>> Start LISTED RECORDS

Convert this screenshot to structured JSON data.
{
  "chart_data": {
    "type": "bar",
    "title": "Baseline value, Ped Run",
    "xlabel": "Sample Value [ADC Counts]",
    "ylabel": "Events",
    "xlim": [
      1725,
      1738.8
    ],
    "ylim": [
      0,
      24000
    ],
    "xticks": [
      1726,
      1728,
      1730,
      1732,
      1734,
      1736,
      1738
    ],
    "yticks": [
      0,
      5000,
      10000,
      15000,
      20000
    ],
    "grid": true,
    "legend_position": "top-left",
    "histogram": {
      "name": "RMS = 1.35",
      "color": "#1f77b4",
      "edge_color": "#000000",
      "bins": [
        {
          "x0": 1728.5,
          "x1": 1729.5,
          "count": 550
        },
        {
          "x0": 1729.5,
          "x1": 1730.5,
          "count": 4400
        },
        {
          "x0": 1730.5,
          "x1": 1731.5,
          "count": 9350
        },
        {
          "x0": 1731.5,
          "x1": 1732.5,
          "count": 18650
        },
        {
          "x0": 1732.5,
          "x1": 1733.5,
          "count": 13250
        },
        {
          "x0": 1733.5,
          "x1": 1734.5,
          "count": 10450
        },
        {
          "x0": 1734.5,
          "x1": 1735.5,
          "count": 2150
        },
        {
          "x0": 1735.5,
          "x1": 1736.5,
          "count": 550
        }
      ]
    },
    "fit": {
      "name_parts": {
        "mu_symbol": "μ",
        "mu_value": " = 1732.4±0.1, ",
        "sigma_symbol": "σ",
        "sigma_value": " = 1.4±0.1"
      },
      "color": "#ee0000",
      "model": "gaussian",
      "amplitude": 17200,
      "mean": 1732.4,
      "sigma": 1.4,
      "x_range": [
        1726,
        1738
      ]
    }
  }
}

>> End LISTED RECORDS

• [TASK DETAILS] Please output the entire listing exactly as it stands.

• [TASK OUTPUT]
Convert this screenshot to structured JSON data.
{
  "chart_data": {
    "type": "bar",
    "title": "Baseline value, Ped Run",
    "xlabel": "Sample Value [ADC Counts]",
    "ylabel": "Events",
    "xlim": [
      1725,
      1738.8
    ],
    "ylim": [
      0,
      24000
    ],
    "xticks": [
      1726,
      1728,
      1730,
      1732,
      1734,
      1736,
      1738
    ],
    "yticks": [
      0,
      5000,
      10000,
      15000,
      20000
    ],
    "grid": true,
    "legend_position": "top-left",
    "histogram": {
      "name": "RMS = 1.35",
      "color": "#1f77b4",
      "edge_color": "#000000",
      "bins": [
        {
          "x0": 1728.5,
          "x1": 1729.5,
          "count": 550
        },
        {
          "x0": 1729.5,
          "x1": 1730.5,
          "count": 4400
        },
        {
          "x0": 1730.5,
          "x1": 1731.5,
          "count": 9350
        },
        {
          "x0": 1731.5,
          "x1": 1732.5,
          "count": 18650
        },
        {
          "x0": 1732.5,
          "x1": 1733.5,
          "count": 13250
        },
        {
          "x0": 1733.5,
          "x1": 1734.5,
          "count": 10450
        },
        {
          "x0": 1734.5,
          "x1": 1735.5,
          "count": 2150
        },
        {
          "x0": 1735.5,
          "x1": 1736.5,
          "count": 550
        }
      ]
    },
    "fit": {
      "name_parts": {
        "mu_symbol": "μ",
        "mu_value": " = 1732.4±0.1, ",
        "sigma_symbol": "σ",
        "sigma_value": " = 1.4±0.1"
      },
      "color": "#ee0000",
      "model": "gaussian",
      "amplitude": 17200,
      "mean": 1732.4,
      "sigma": 1.4,
      "x_range": [
        1726,
        1738
      ]
    }
  }
}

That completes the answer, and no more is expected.